## GIVEN TASK
Locate the lines that hold the string "знания". Copy every such line.
====================
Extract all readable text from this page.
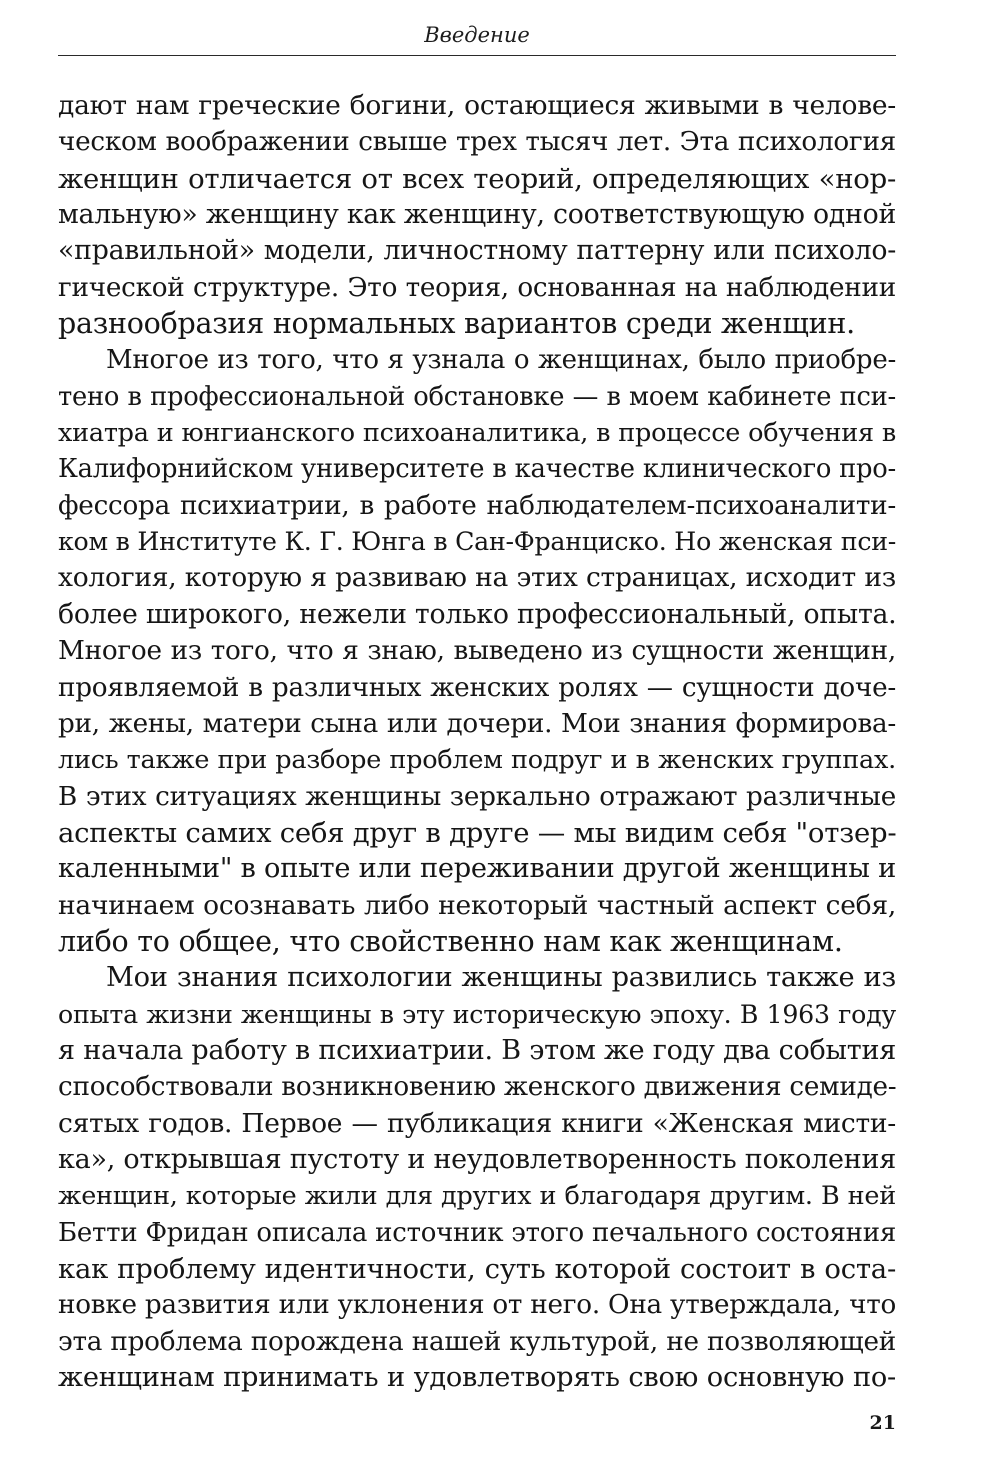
Введение
дают нам греческие богини, остающиеся живыми в челове-
ческом воображении свыше трех тысяч лет. Эта психология
женщин отличается от всех теорий, определяющих «нор-
мальную» женщину как женщину, соответствующую одной
«правильной» модели, личностному паттерну или психоло-
гической структуре. Это теория, основанная на наблюдении
разнообразия нормальных вариантов среди женщин.
Многое из того, что я узнала о женщинах, было приобре-
тено в профессиональной обстановке — в моем кабинете пси-
хиатра и юнгианского психоаналитика, в процессе обучения в
Калифорнийском университете в качестве клинического про-
фессора психиатрии, в работе наблюдателем-психоаналити-
ком в Институте К. Г. Юнга в Сан-Франциско. Но женская пси-
хология, которую я развиваю на этих страницах, исходит из
более широкого, нежели только профессиональный, опыта.
Многое из того, что я знаю, выведено из сущности женщин,
проявляемой в различных женских ролях — сущности доче-
ри, жены, матери сына или дочери. Мои знания формирова-
лись также при разборе проблем подруг и в женских группах.
В этих ситуациях женщины зеркально отражают различные
аспекты самих себя друг в друге — мы видим себя "отзер-
каленными" в опыте или переживании другой женщины и
начинаем осознавать либо некоторый частный аспект себя,
либо то общее, что свойственно нам как женщинам.
Мои знания психологии женщины развились также из
опыта жизни женщины в эту историческую эпоху. В 1963 году
я начала работу в психиатрии. В этом же году два события
способствовали возникновению женского движения семиде-
сятых годов. Первое — публикация книги «Женская мисти-
ка», открывшая пустоту и неудовлетворенность поколения
женщин, которые жили для других и благодаря другим. В ней
Бетти Фридан описала источник этого печального состояния
как проблему идентичности, суть которой состоит в оста-
новке развития или уклонения от него. Она утверждала, что
эта проблема порождена нашей культурой, не позволяющей
женщинам принимать и удовлетворять свою основную по-
21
====================
## RESPONSE
ри, жены, матери сына или дочери. Мои знания формирова-
Мои знания психологии женщины развились также из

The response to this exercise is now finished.